[Data records]
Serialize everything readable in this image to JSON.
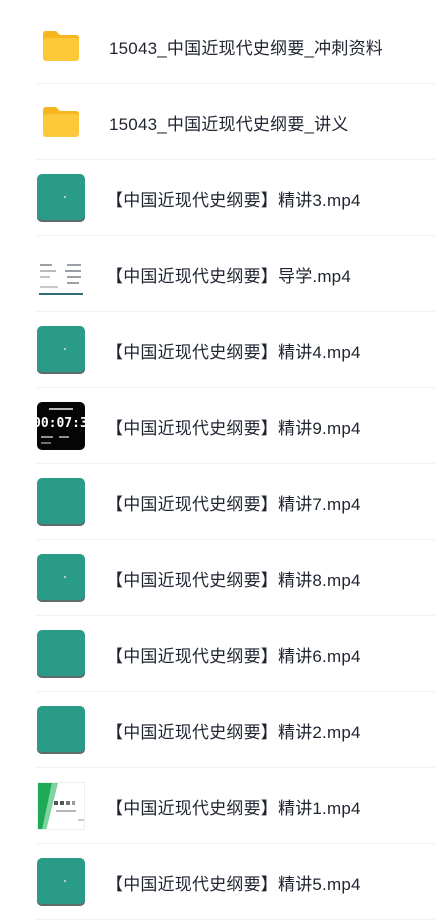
{
  "files": [
    {
      "name": "15043_中国近现代史纲要_冲刺资料",
      "icon": "folder-icon"
    },
    {
      "name": "15043_中国近现代史纲要_讲义",
      "icon": "folder-icon"
    },
    {
      "name": "【中国近现代史纲要】精讲3.mp4",
      "icon": "video-thumbnail"
    },
    {
      "name": "【中国近现代史纲要】导学.mp4",
      "icon": "video-thumbnail"
    },
    {
      "name": "【中国近现代史纲要】精讲4.mp4",
      "icon": "video-thumbnail"
    },
    {
      "name": "【中国近现代史纲要】精讲9.mp4",
      "icon": "video-thumbnail",
      "thumb_text": "00:07:3"
    },
    {
      "name": "【中国近现代史纲要】精讲7.mp4",
      "icon": "video-thumbnail"
    },
    {
      "name": "【中国近现代史纲要】精讲8.mp4",
      "icon": "video-thumbnail"
    },
    {
      "name": "【中国近现代史纲要】精讲6.mp4",
      "icon": "video-thumbnail"
    },
    {
      "name": "【中国近现代史纲要】精讲2.mp4",
      "icon": "video-thumbnail"
    },
    {
      "name": "【中国近现代史纲要】精讲1.mp4",
      "icon": "video-thumbnail"
    },
    {
      "name": "【中国近现代史纲要】精讲5.mp4",
      "icon": "video-thumbnail"
    }
  ],
  "colors": {
    "folder": "#fbc531",
    "video_tile": "#2a9b86",
    "text": "#1f2430",
    "divider": "#f1f2f5"
  }
}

Exercise directions:
Every record must be copied exactly, with the pictures left out.

Exercise answer:
Serialize everything readable in this image to JSON.
{
  "files": [
    {
      "name": "15043_中国近现代史纲要_冲刺资料",
      "icon": "folder-icon"
    },
    {
      "name": "15043_中国近现代史纲要_讲义",
      "icon": "folder-icon"
    },
    {
      "name": "【中国近现代史纲要】精讲3.mp4",
      "icon": "video-thumbnail"
    },
    {
      "name": "【中国近现代史纲要】导学.mp4",
      "icon": "video-thumbnail"
    },
    {
      "name": "【中国近现代史纲要】精讲4.mp4",
      "icon": "video-thumbnail"
    },
    {
      "name": "【中国近现代史纲要】精讲9.mp4",
      "icon": "video-thumbnail",
      "thumb_text": "00:07:3"
    },
    {
      "name": "【中国近现代史纲要】精讲7.mp4",
      "icon": "video-thumbnail"
    },
    {
      "name": "【中国近现代史纲要】精讲8.mp4",
      "icon": "video-thumbnail"
    },
    {
      "name": "【中国近现代史纲要】精讲6.mp4",
      "icon": "video-thumbnail"
    },
    {
      "name": "【中国近现代史纲要】精讲2.mp4",
      "icon": "video-thumbnail"
    },
    {
      "name": "【中国近现代史纲要】精讲1.mp4",
      "icon": "video-thumbnail"
    },
    {
      "name": "【中国近现代史纲要】精讲5.mp4",
      "icon": "video-thumbnail"
    }
  ],
  "colors": {
    "folder": "#fbc531",
    "video_tile": "#2a9b86",
    "text": "#1f2430",
    "divider": "#f1f2f5"
  }
}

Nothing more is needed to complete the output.